- The exercise
Select lines where the word "Rewatched" appears.

- Data provided

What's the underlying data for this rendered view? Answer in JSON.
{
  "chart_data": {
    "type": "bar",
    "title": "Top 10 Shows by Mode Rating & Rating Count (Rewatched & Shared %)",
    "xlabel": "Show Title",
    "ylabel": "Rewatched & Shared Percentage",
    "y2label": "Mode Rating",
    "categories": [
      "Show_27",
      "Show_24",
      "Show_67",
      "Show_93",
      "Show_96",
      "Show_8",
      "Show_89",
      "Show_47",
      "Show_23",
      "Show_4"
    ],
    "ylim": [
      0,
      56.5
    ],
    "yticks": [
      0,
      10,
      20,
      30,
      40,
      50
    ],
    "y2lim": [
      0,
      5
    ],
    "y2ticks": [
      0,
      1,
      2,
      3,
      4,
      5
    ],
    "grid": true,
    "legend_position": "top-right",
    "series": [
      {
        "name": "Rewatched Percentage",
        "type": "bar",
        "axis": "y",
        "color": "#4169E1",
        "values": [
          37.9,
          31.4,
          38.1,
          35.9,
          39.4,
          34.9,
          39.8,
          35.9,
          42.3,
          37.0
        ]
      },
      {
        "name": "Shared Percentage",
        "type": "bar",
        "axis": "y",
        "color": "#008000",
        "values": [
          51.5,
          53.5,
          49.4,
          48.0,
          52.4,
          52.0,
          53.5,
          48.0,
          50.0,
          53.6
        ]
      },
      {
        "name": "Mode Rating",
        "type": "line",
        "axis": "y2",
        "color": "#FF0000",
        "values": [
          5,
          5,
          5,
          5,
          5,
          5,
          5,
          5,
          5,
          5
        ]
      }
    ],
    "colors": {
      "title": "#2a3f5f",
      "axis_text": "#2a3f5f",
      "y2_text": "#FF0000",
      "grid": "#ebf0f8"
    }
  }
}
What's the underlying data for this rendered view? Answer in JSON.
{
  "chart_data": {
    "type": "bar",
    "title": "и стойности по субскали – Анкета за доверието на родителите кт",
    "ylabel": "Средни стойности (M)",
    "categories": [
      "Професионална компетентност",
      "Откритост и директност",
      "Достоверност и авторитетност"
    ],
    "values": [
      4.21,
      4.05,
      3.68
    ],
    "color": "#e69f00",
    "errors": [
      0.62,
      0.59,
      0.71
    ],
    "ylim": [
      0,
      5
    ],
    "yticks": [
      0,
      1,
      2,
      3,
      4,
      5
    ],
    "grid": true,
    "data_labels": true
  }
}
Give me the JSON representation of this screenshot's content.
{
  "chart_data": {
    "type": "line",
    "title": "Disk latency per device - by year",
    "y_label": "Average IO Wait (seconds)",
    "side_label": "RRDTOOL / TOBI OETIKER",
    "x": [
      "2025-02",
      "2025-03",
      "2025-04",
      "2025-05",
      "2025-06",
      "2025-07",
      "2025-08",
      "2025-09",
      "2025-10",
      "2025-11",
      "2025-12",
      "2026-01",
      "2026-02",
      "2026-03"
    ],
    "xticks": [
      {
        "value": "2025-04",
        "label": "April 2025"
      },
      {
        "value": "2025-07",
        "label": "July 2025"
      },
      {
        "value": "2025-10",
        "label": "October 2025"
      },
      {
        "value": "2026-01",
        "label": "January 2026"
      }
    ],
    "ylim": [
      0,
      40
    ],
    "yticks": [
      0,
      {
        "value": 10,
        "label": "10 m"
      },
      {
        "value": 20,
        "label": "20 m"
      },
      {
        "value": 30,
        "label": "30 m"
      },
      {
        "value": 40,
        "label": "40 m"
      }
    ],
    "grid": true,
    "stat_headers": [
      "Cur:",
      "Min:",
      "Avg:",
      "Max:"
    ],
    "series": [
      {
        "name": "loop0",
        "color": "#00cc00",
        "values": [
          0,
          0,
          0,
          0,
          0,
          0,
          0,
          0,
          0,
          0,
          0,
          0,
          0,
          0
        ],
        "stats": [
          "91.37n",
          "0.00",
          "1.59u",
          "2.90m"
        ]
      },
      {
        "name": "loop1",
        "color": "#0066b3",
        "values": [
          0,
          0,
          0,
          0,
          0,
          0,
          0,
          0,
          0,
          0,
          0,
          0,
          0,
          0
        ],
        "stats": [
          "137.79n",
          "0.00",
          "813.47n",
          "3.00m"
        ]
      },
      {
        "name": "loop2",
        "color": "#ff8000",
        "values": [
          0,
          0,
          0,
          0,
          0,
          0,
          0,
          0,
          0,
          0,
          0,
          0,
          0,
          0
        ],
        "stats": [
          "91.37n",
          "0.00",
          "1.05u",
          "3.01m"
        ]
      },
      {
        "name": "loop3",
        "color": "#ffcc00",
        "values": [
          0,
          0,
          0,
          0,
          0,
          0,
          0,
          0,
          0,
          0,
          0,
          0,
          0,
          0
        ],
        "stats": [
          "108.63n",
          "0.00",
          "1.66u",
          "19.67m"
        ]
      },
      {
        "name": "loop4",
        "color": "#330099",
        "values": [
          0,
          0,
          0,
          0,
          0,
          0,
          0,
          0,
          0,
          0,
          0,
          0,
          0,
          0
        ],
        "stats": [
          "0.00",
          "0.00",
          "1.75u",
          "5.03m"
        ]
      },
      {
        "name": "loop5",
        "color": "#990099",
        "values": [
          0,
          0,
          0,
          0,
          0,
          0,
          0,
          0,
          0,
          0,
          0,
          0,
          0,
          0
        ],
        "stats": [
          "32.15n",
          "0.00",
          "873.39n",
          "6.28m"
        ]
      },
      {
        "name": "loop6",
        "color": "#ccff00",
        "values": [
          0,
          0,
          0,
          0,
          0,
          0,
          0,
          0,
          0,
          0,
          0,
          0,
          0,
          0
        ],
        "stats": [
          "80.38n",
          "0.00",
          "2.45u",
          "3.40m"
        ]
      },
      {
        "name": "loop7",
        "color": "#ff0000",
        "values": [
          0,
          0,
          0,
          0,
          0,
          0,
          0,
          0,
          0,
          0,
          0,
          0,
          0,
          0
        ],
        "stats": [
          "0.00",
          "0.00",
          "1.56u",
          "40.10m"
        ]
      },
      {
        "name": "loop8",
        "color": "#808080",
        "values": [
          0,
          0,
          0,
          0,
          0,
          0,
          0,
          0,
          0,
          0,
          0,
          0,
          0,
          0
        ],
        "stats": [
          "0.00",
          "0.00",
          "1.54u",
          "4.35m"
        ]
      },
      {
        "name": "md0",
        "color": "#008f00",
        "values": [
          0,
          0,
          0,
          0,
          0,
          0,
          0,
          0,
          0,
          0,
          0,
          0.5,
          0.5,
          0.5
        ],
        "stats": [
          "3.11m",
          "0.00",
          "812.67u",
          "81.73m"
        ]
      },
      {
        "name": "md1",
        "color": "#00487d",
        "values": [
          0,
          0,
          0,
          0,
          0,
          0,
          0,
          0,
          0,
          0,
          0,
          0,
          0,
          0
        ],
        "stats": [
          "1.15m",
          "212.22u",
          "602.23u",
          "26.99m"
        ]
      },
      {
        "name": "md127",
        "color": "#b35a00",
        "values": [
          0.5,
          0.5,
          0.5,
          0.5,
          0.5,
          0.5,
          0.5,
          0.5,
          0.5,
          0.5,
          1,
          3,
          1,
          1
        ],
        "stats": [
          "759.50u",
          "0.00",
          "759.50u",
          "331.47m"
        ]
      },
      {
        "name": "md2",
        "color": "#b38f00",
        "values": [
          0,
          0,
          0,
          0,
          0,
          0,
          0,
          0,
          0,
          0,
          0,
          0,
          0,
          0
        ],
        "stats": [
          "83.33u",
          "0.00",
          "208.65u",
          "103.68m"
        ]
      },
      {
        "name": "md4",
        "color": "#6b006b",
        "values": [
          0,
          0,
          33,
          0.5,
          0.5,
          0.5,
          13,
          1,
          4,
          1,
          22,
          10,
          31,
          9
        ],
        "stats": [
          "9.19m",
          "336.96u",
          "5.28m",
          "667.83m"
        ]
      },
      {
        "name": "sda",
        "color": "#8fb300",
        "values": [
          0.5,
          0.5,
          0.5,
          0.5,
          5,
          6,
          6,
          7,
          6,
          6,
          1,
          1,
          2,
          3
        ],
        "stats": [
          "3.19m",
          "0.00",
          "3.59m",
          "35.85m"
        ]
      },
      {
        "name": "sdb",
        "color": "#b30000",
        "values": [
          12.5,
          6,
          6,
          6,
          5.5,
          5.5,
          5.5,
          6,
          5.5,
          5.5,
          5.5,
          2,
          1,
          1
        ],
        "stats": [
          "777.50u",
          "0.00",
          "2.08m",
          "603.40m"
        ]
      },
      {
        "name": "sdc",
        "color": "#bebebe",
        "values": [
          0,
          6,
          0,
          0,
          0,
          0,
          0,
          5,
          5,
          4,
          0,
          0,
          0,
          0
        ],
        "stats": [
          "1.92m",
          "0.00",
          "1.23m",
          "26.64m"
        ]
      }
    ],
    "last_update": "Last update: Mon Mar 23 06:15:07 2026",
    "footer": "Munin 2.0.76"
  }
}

- Reply to the exercise
    "title": "Top 10 Shows by Mode Rating & Rating Count (Rewatched & Shared %)",
    "ylabel": "Rewatched & Shared Percentage",
        "name": "Rewatched Percentage",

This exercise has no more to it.